Goal of the exercise:
Give every entry again, unchanged, and leave its images out.

** Start of The input **

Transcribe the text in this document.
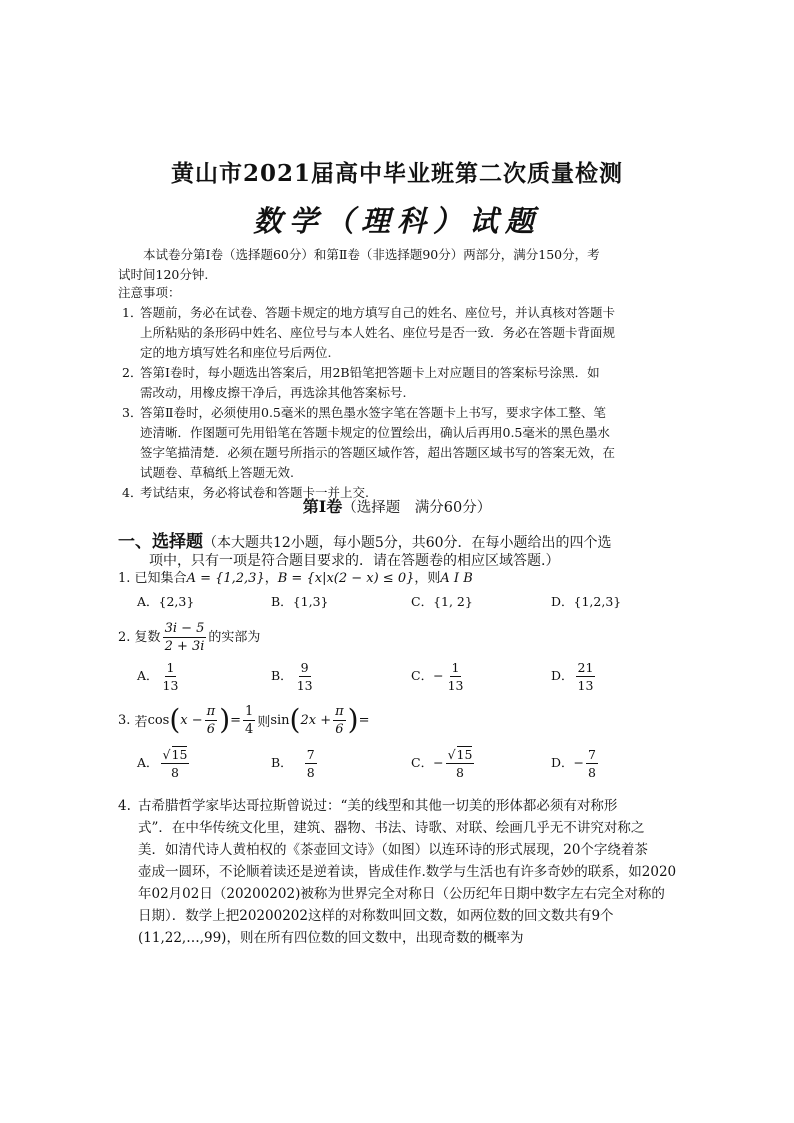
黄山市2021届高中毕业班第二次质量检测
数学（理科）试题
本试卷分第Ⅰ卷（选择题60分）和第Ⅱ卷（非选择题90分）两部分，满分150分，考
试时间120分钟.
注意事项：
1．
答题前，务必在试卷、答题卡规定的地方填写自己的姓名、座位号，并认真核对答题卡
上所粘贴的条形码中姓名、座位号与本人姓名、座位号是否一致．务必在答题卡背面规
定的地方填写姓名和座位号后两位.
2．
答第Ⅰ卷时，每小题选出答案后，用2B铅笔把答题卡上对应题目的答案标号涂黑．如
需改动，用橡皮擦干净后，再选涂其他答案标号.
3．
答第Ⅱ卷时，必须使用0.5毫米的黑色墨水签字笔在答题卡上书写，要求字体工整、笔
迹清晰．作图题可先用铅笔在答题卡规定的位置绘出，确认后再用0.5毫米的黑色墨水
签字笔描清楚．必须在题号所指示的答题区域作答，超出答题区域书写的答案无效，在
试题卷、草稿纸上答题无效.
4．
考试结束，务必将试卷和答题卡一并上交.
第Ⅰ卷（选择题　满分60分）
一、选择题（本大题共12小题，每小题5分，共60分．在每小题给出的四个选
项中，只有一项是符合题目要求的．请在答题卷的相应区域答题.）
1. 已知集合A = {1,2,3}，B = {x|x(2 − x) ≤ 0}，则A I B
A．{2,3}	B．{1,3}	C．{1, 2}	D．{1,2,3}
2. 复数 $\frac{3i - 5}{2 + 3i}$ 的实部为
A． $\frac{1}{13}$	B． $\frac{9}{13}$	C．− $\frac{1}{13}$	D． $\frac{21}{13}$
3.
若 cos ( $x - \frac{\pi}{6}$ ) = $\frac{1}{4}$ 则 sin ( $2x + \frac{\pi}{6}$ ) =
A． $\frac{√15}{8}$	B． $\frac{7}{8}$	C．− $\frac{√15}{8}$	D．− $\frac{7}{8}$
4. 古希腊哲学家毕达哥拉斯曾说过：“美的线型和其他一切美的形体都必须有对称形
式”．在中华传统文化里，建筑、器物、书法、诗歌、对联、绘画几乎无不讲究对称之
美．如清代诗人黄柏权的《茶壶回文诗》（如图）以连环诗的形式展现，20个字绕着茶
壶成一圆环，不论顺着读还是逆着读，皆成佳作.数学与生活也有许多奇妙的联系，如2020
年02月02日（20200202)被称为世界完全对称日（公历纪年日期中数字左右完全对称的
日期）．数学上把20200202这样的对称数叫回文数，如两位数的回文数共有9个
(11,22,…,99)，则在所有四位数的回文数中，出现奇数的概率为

** End of The input **

The output:
Transcribe the text in this document.
黄山市2021届高中毕业班第二次质量检测
数学（理科）试题
本试卷分第Ⅰ卷（选择题60分）和第Ⅱ卷（非选择题90分）两部分，满分150分，考
试时间120分钟.
注意事项：
1．
答题前，务必在试卷、答题卡规定的地方填写自己的姓名、座位号，并认真核对答题卡
上所粘贴的条形码中姓名、座位号与本人姓名、座位号是否一致．务必在答题卡背面规
定的地方填写姓名和座位号后两位.
2．
答第Ⅰ卷时，每小题选出答案后，用2B铅笔把答题卡上对应题目的答案标号涂黑．如
需改动，用橡皮擦干净后，再选涂其他答案标号.
3．
答第Ⅱ卷时，必须使用0.5毫米的黑色墨水签字笔在答题卡上书写，要求字体工整、笔
迹清晰．作图题可先用铅笔在答题卡规定的位置绘出，确认后再用0.5毫米的黑色墨水
签字笔描清楚．必须在题号所指示的答题区域作答，超出答题区域书写的答案无效，在
试题卷、草稿纸上答题无效.
4．
考试结束，务必将试卷和答题卡一并上交.
第Ⅰ卷（选择题　满分60分）
一、选择题（本大题共12小题，每小题5分，共60分．在每小题给出的四个选
项中，只有一项是符合题目要求的．请在答题卷的相应区域答题.）
1. 已知集合A = {1,2,3}，B = {x|x(2 − x) ≤ 0}，则A I B
A．{2,3}	B．{1,3}	C．{1, 2}	D．{1,2,3}
2. 复数 $\frac{3i - 5}{2 + 3i}$ 的实部为
A． $\frac{1}{13}$	B． $\frac{9}{13}$	C．− $\frac{1}{13}$	D． $\frac{21}{13}$
3.
若 cos ( $x - \frac{\pi}{6}$ ) = $\frac{1}{4}$ 则 sin ( $2x + \frac{\pi}{6}$ ) =
A． $\frac{√15}{8}$	B． $\frac{7}{8}$	C．− $\frac{√15}{8}$	D．− $\frac{7}{8}$
4. 古希腊哲学家毕达哥拉斯曾说过：“美的线型和其他一切美的形体都必须有对称形
式”．在中华传统文化里，建筑、器物、书法、诗歌、对联、绘画几乎无不讲究对称之
美．如清代诗人黄柏权的《茶壶回文诗》（如图）以连环诗的形式展现，20个字绕着茶
壶成一圆环，不论顺着读还是逆着读，皆成佳作.数学与生活也有许多奇妙的联系，如2020
年02月02日（20200202)被称为世界完全对称日（公历纪年日期中数字左右完全对称的
日期）．数学上把20200202这样的对称数叫回文数，如两位数的回文数共有9个
(11,22,…,99)，则在所有四位数的回文数中，出现奇数的概率为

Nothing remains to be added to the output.